▶ Given task: Give the entries again, word for word.

▶ Exercise data:
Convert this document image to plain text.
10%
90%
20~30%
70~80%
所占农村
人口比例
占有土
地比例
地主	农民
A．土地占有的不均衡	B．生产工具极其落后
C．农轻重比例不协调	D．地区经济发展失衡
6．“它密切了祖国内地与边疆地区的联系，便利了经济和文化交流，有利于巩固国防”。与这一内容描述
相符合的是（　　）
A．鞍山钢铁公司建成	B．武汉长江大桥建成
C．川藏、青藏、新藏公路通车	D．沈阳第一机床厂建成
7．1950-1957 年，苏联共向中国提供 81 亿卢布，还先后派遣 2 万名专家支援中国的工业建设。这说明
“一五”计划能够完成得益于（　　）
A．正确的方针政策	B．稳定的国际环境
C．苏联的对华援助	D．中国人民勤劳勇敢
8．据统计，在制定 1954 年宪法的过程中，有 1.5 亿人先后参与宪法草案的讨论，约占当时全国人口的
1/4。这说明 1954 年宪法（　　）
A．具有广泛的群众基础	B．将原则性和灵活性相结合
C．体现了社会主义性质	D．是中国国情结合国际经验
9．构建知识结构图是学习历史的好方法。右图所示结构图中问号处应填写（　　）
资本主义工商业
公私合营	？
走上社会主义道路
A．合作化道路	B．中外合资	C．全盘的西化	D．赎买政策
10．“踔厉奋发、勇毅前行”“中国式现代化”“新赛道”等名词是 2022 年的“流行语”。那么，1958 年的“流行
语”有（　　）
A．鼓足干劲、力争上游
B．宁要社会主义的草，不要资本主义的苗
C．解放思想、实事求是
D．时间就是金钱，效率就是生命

▶ Output below:
Convert this document image to plain text.
10%
90%
20~30%
70~80%
所占农村
人口比例
占有土
地比例
地主	农民
A．土地占有的不均衡	B．生产工具极其落后
C．农轻重比例不协调	D．地区经济发展失衡
6．“它密切了祖国内地与边疆地区的联系，便利了经济和文化交流，有利于巩固国防”。与这一内容描述
相符合的是（　　）
A．鞍山钢铁公司建成	B．武汉长江大桥建成
C．川藏、青藏、新藏公路通车	D．沈阳第一机床厂建成
7．1950-1957 年，苏联共向中国提供 81 亿卢布，还先后派遣 2 万名专家支援中国的工业建设。这说明
“一五”计划能够完成得益于（　　）
A．正确的方针政策	B．稳定的国际环境
C．苏联的对华援助	D．中国人民勤劳勇敢
8．据统计，在制定 1954 年宪法的过程中，有 1.5 亿人先后参与宪法草案的讨论，约占当时全国人口的
1/4。这说明 1954 年宪法（　　）
A．具有广泛的群众基础	B．将原则性和灵活性相结合
C．体现了社会主义性质	D．是中国国情结合国际经验
9．构建知识结构图是学习历史的好方法。右图所示结构图中问号处应填写（　　）
资本主义工商业
公私合营	？
走上社会主义道路
A．合作化道路	B．中外合资	C．全盘的西化	D．赎买政策
10．“踔厉奋发、勇毅前行”“中国式现代化”“新赛道”等名词是 2022 年的“流行语”。那么，1958 年的“流行
语”有（　　）
A．鼓足干劲、力争上游
B．宁要社会主义的草，不要资本主义的苗
C．解放思想、实事求是
D．时间就是金钱，效率就是生命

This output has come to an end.